Transcribe every entry word for word, leaving out all images.

────────────────────

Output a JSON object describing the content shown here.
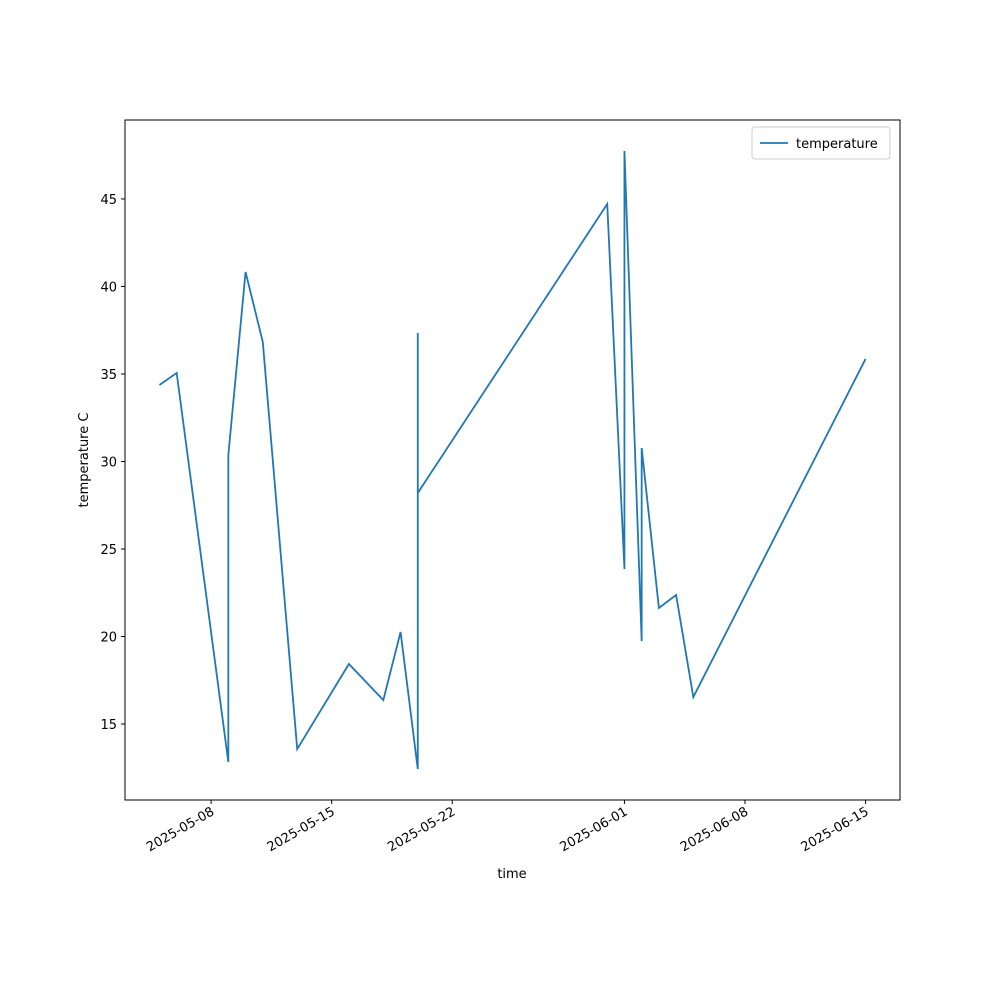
{
  "chart_data": {
    "type": "line",
    "x_label": "time",
    "y_label": "temperature C",
    "x": [
      "2025-05-05",
      "2025-05-06",
      "2025-05-09",
      "2025-05-09",
      "2025-05-10",
      "2025-05-11",
      "2025-05-13",
      "2025-05-16",
      "2025-05-18",
      "2025-05-19",
      "2025-05-20",
      "2025-05-20",
      "2025-05-20",
      "2025-05-31",
      "2025-06-01",
      "2025-06-01",
      "2025-06-02",
      "2025-06-02",
      "2025-06-03",
      "2025-06-04",
      "2025-06-05",
      "2025-06-15"
    ],
    "series": [
      {
        "name": "temperature",
        "color": "#1f77b4",
        "values": [
          34.37,
          35.06,
          12.83,
          30.37,
          40.83,
          36.83,
          13.57,
          18.43,
          16.37,
          20.26,
          12.43,
          37.34,
          28.2,
          44.71,
          23.86,
          47.74,
          19.74,
          30.77,
          21.63,
          22.37,
          16.54,
          35.86
        ]
      }
    ],
    "xlim": [
      "2025-05-03",
      "2025-06-17"
    ],
    "xticks": [
      "2025-05-08",
      "2025-05-15",
      "2025-05-22",
      "2025-06-01",
      "2025-06-08",
      "2025-06-15"
    ],
    "ylim": [
      10.66,
      49.51
    ],
    "yticks": [
      15,
      20,
      25,
      30,
      35,
      40,
      45
    ],
    "grid": false,
    "legend": "upper right"
  }
}
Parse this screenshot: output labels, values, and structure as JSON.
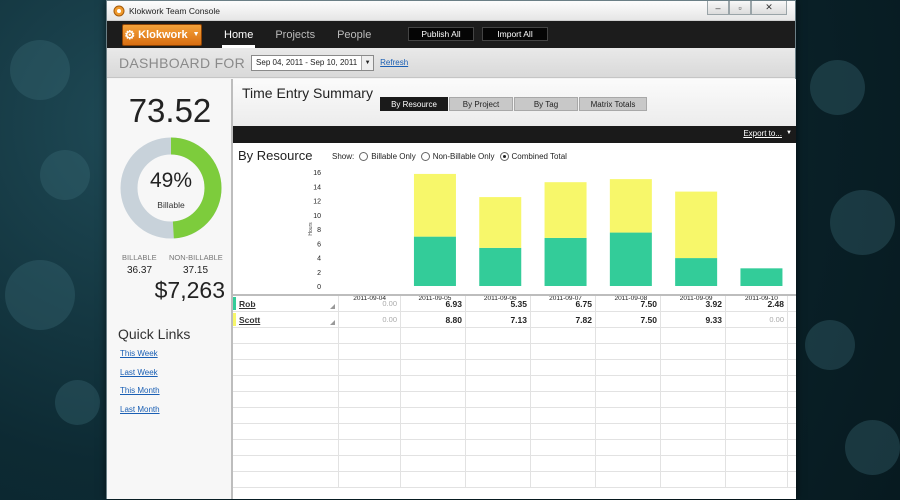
{
  "window": {
    "title": "Klokwork Team Console"
  },
  "topnav": {
    "logo": "Klokwork",
    "tabs": [
      {
        "label": "Home"
      },
      {
        "label": "Projects"
      },
      {
        "label": "People"
      }
    ],
    "publish_all": "Publish All",
    "import_all": "Import All"
  },
  "dashbar": {
    "label": "DASHBOARD FOR",
    "date_range": "Sep 04, 2011 - Sep 10, 2011",
    "refresh": "Refresh"
  },
  "summary": {
    "total_hours": "73.52",
    "billable_pct": 0.49,
    "billable_pct_label": "49%",
    "billable_sub": "Billable",
    "billable_label": "BILLABLE",
    "billable_value": "36.37",
    "nonbillable_label": "NON-BILLABLE",
    "nonbillable_value": "37.15",
    "amount": "$7,263",
    "colors": {
      "billable": "#7dcc3c",
      "nonbillable": "#c8d2da"
    }
  },
  "quick_links": {
    "title": "Quick Links",
    "items": [
      {
        "label": "This Week"
      },
      {
        "label": "Last Week"
      },
      {
        "label": "This Month"
      },
      {
        "label": "Last Month"
      }
    ]
  },
  "report": {
    "title": "Time Entry Summary",
    "tabs": [
      {
        "label": "By Resource",
        "active": true
      },
      {
        "label": "By Project",
        "active": false
      },
      {
        "label": "By Tag",
        "active": false
      },
      {
        "label": "Matrix Totals",
        "active": false
      }
    ],
    "export": "Export to...",
    "chart_title": "By Resource",
    "show_label": "Show:",
    "show_options": [
      {
        "label": "Billable Only",
        "selected": false
      },
      {
        "label": "Non-Billable Only",
        "selected": false
      },
      {
        "label": "Combined Total",
        "selected": true
      }
    ]
  },
  "chart_data": {
    "type": "bar",
    "stacked": true,
    "categories": [
      "2011-09-04",
      "2011-09-05",
      "2011-09-06",
      "2011-09-07",
      "2011-09-08",
      "2011-09-09",
      "2011-09-10"
    ],
    "series": [
      {
        "name": "Rob",
        "color": "#33cc99",
        "values": [
          0.0,
          6.93,
          5.35,
          6.75,
          7.5,
          3.92,
          2.48
        ]
      },
      {
        "name": "Scott",
        "color": "#f7f76a",
        "values": [
          0.0,
          8.8,
          7.13,
          7.82,
          7.5,
          9.33,
          0.0
        ]
      }
    ],
    "ylabel": "Hours",
    "ylim": [
      0,
      16
    ],
    "yticks": [
      0,
      2,
      4,
      6,
      8,
      10,
      12,
      14,
      16
    ],
    "grid": false,
    "legend": "none"
  },
  "table": {
    "rows": [
      {
        "name": "Rob",
        "color": "#33cc99",
        "values": [
          "0.00",
          "6.93",
          "5.35",
          "6.75",
          "7.50",
          "3.92",
          "2.48"
        ]
      },
      {
        "name": "Scott",
        "color": "#f7f76a",
        "values": [
          "8.80",
          "7.13",
          "7.82",
          "7.50",
          "9.33",
          "0.00"
        ],
        "first": "0.00"
      }
    ]
  }
}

────────────────────

> [Full solution]:
Output a JSON object describing the content shown here.
{
  "chart_data": {
    "type": "line",
    "x_label": "time",
    "y_label": "temperature C",
    "x": [
      "2025-05-05",
      "2025-05-06",
      "2025-05-09",
      "2025-05-09",
      "2025-05-10",
      "2025-05-11",
      "2025-05-13",
      "2025-05-16",
      "2025-05-18",
      "2025-05-19",
      "2025-05-20",
      "2025-05-20",
      "2025-05-20",
      "2025-05-31",
      "2025-06-01",
      "2025-06-01",
      "2025-06-02",
      "2025-06-02",
      "2025-06-03",
      "2025-06-04",
      "2025-06-05",
      "2025-06-15"
    ],
    "series": [
      {
        "name": "temperature",
        "color": "#1f77b4",
        "values": [
          34.37,
          35.06,
          12.83,
          30.37,
          40.83,
          36.83,
          13.57,
          18.43,
          16.37,
          20.26,
          12.43,
          37.34,
          28.2,
          44.71,
          23.86,
          47.74,
          19.74,
          30.77,
          21.63,
          22.37,
          16.54,
          35.86
        ]
      }
    ],
    "xlim": [
      "2025-05-03",
      "2025-06-17"
    ],
    "xticks": [
      "2025-05-08",
      "2025-05-15",
      "2025-05-22",
      "2025-06-01",
      "2025-06-08",
      "2025-06-15"
    ],
    "ylim": [
      10.66,
      49.51
    ],
    "yticks": [
      15,
      20,
      25,
      30,
      35,
      40,
      45
    ],
    "grid": false,
    "legend": "upper right"
  }
}
Parse this screenshot: output labels, values, and structure as JSON.
{
  "window": {
    "title": "Klokwork Team Console"
  },
  "topnav": {
    "logo": "Klokwork",
    "tabs": [
      {
        "label": "Home"
      },
      {
        "label": "Projects"
      },
      {
        "label": "People"
      }
    ],
    "publish_all": "Publish All",
    "import_all": "Import All"
  },
  "dashbar": {
    "label": "DASHBOARD FOR",
    "date_range": "Sep 04, 2011 - Sep 10, 2011",
    "refresh": "Refresh"
  },
  "summary": {
    "total_hours": "73.52",
    "billable_pct": 0.49,
    "billable_pct_label": "49%",
    "billable_sub": "Billable",
    "billable_label": "BILLABLE",
    "billable_value": "36.37",
    "nonbillable_label": "NON-BILLABLE",
    "nonbillable_value": "37.15",
    "amount": "$7,263",
    "colors": {
      "billable": "#7dcc3c",
      "nonbillable": "#c8d2da"
    }
  },
  "quick_links": {
    "title": "Quick Links",
    "items": [
      {
        "label": "This Week"
      },
      {
        "label": "Last Week"
      },
      {
        "label": "This Month"
      },
      {
        "label": "Last Month"
      }
    ]
  },
  "report": {
    "title": "Time Entry Summary",
    "tabs": [
      {
        "label": "By Resource",
        "active": true
      },
      {
        "label": "By Project",
        "active": false
      },
      {
        "label": "By Tag",
        "active": false
      },
      {
        "label": "Matrix Totals",
        "active": false
      }
    ],
    "export": "Export to...",
    "chart_title": "By Resource",
    "show_label": "Show:",
    "show_options": [
      {
        "label": "Billable Only",
        "selected": false
      },
      {
        "label": "Non-Billable Only",
        "selected": false
      },
      {
        "label": "Combined Total",
        "selected": true
      }
    ]
  },
  "chart_data": {
    "type": "bar",
    "stacked": true,
    "categories": [
      "2011-09-04",
      "2011-09-05",
      "2011-09-06",
      "2011-09-07",
      "2011-09-08",
      "2011-09-09",
      "2011-09-10"
    ],
    "series": [
      {
        "name": "Rob",
        "color": "#33cc99",
        "values": [
          0.0,
          6.93,
          5.35,
          6.75,
          7.5,
          3.92,
          2.48
        ]
      },
      {
        "name": "Scott",
        "color": "#f7f76a",
        "values": [
          0.0,
          8.8,
          7.13,
          7.82,
          7.5,
          9.33,
          0.0
        ]
      }
    ],
    "ylabel": "Hours",
    "ylim": [
      0,
      16
    ],
    "yticks": [
      0,
      2,
      4,
      6,
      8,
      10,
      12,
      14,
      16
    ],
    "grid": false,
    "legend": "none"
  },
  "table": {
    "rows": [
      {
        "name": "Rob",
        "color": "#33cc99",
        "values": [
          "0.00",
          "6.93",
          "5.35",
          "6.75",
          "7.50",
          "3.92",
          "2.48"
        ]
      },
      {
        "name": "Scott",
        "color": "#f7f76a",
        "values": [
          "8.80",
          "7.13",
          "7.82",
          "7.50",
          "9.33",
          "0.00"
        ],
        "first": "0.00"
      }
    ]
  }
}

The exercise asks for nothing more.